(Records from a collection)
• • • • • • •
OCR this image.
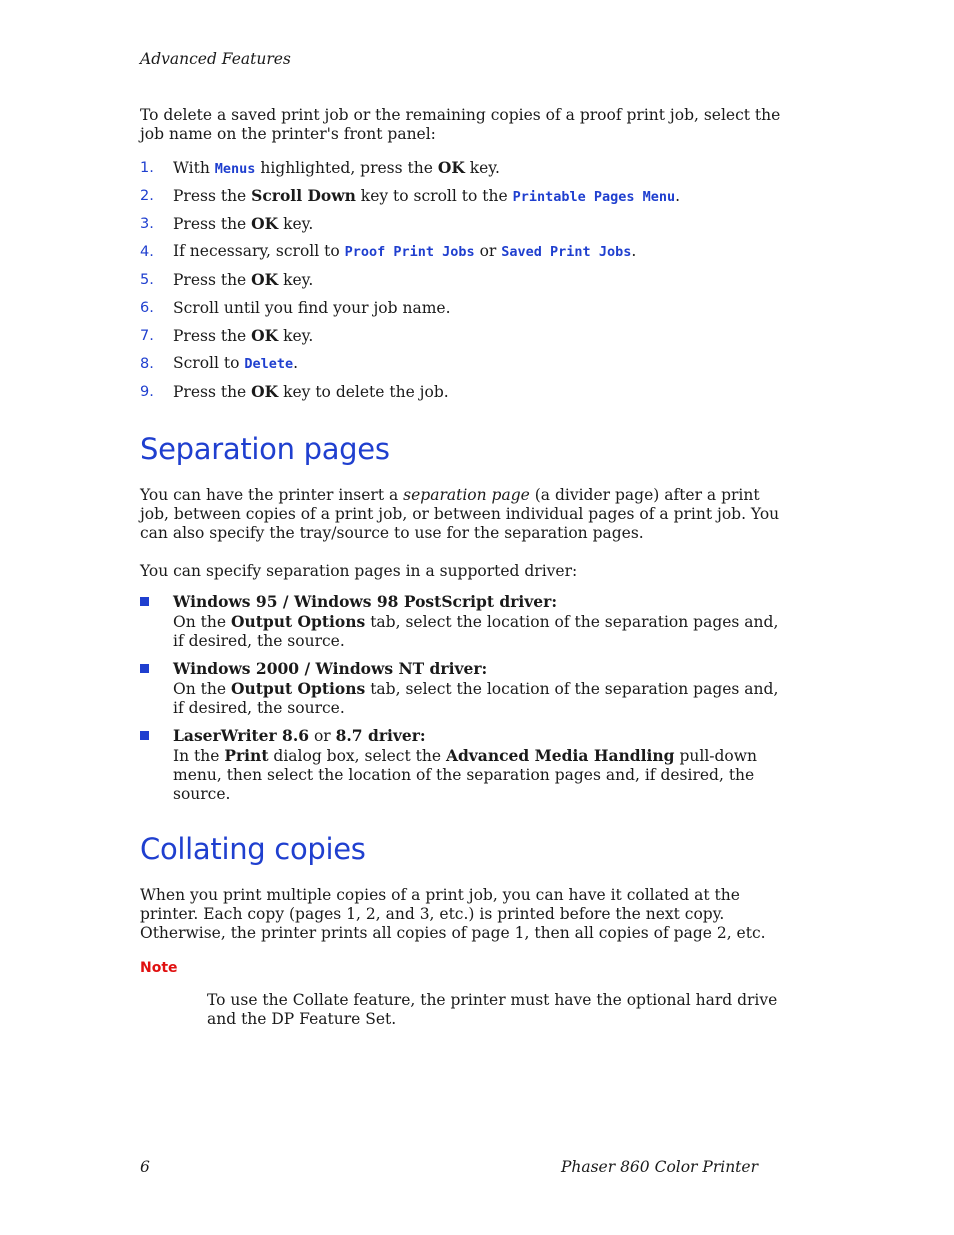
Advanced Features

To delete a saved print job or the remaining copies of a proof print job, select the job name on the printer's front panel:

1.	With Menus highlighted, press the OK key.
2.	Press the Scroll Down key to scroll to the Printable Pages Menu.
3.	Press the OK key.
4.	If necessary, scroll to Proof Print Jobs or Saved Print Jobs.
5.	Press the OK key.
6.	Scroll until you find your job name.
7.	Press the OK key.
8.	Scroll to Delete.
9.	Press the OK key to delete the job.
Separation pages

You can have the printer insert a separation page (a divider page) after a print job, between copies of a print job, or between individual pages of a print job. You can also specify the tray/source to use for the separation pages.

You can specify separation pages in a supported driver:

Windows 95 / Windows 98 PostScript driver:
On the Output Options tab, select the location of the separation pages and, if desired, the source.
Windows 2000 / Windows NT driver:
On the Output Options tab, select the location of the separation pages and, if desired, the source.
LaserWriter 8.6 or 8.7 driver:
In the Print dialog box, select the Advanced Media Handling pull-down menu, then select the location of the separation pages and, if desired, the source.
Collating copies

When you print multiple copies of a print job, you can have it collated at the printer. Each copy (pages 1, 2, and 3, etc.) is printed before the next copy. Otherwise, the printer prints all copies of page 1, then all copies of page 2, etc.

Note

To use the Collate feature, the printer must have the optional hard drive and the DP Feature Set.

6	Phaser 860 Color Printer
• • • • • • •
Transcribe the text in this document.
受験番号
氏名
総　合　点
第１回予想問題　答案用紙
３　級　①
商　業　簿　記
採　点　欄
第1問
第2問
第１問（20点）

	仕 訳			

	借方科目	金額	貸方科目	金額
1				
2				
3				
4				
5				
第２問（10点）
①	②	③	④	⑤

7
• • • • • • •
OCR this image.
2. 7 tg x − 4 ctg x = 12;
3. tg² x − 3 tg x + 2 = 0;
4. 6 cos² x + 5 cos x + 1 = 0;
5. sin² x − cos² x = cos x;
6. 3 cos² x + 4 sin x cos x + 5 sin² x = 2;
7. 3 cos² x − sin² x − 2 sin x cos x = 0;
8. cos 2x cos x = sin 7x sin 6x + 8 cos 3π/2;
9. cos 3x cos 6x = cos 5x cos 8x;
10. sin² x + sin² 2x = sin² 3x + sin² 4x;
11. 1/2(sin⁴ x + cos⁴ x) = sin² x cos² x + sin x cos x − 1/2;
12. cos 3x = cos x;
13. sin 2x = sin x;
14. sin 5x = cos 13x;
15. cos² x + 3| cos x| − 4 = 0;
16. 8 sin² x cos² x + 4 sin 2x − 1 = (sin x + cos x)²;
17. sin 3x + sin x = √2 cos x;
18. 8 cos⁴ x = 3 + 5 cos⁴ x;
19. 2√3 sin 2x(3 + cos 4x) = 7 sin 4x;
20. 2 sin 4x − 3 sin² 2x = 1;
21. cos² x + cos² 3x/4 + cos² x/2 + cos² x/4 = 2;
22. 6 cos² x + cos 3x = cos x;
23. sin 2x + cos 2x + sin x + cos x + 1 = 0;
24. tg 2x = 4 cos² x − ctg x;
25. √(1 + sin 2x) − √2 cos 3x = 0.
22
• • • • • • •
• Exercise aim
In the data above, count the lines where the word "driver" appears; reply with the number only.

• Result of this exercise
4